■ **Task to complete**: Quote the entries in full, character for character, without their images.

■ **Data extract**:
※
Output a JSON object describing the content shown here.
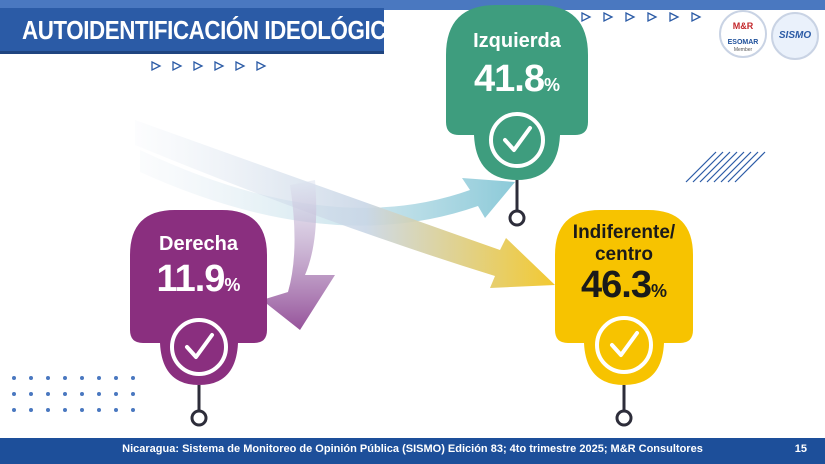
{
  "header": {
    "title": "AUTOIDENTIFICACIÓN IDEOLÓGICA"
  },
  "logos": {
    "mr_text": "M&R",
    "mr_sub": "ESOMAR",
    "mr_member": "Member",
    "sismo_text": "SISMO"
  },
  "footer": {
    "source": "Nicaragua: Sistema de Monitoreo de Opinión Pública (SISMO) Edición 83; 4to trimestre 2025; M&R Consultores",
    "page_number": "15"
  },
  "colors": {
    "izquierda": "#3e9d7e",
    "derecha": "#8a2f7f",
    "indiferente": "#f7c300",
    "brand_blue": "#2b5ba6"
  },
  "chart_data": {
    "type": "bar",
    "categories": [
      "Izquierda",
      "Derecha",
      "Indiferente/ centro"
    ],
    "values": [
      41.8,
      11.9,
      46.3
    ],
    "unit": "%",
    "title": "AUTOIDENTIFICACIÓN IDEOLÓGICA"
  }
}
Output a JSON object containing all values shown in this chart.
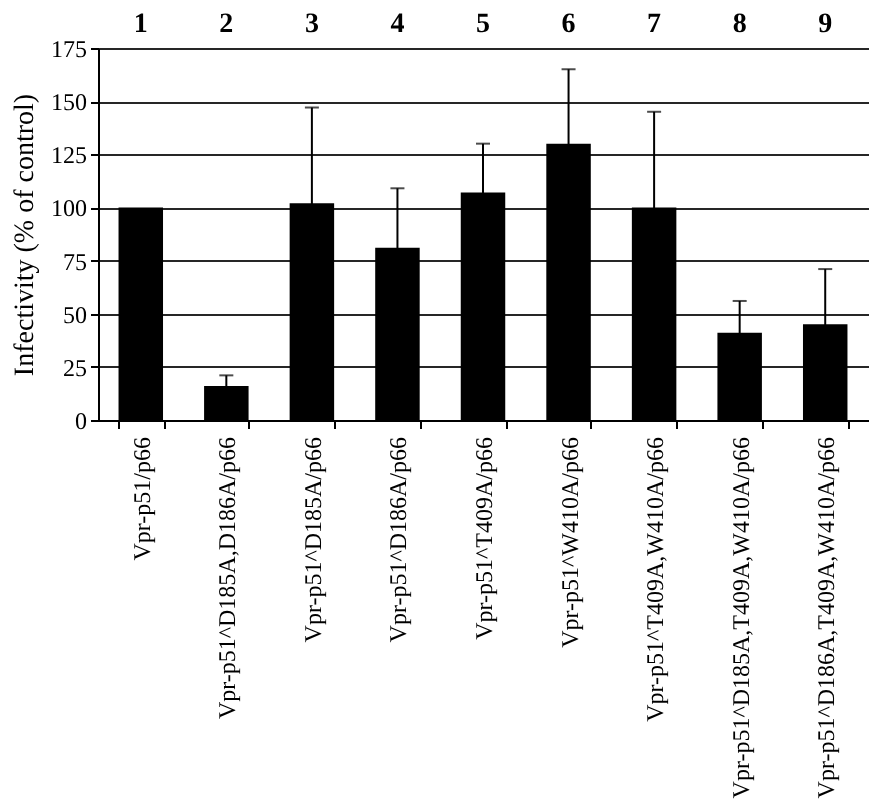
※
■ **Final result**:
Output a JSON object describing the content shown here.
{
  "header": {
    "title": "AUTOIDENTIFICACIÓN IDEOLÓGICA"
  },
  "logos": {
    "mr_text": "M&R",
    "mr_sub": "ESOMAR",
    "mr_member": "Member",
    "sismo_text": "SISMO"
  },
  "footer": {
    "source": "Nicaragua: Sistema de Monitoreo de Opinión Pública (SISMO) Edición 83; 4to trimestre 2025; M&R Consultores",
    "page_number": "15"
  },
  "colors": {
    "izquierda": "#3e9d7e",
    "derecha": "#8a2f7f",
    "indiferente": "#f7c300",
    "brand_blue": "#2b5ba6"
  },
  "chart_data": {
    "type": "bar",
    "categories": [
      "Izquierda",
      "Derecha",
      "Indiferente/ centro"
    ],
    "values": [
      41.8,
      11.9,
      46.3
    ],
    "unit": "%",
    "title": "AUTOIDENTIFICACIÓN IDEOLÓGICA"
  }
}
Output a JSON object containing all values shown in this chart.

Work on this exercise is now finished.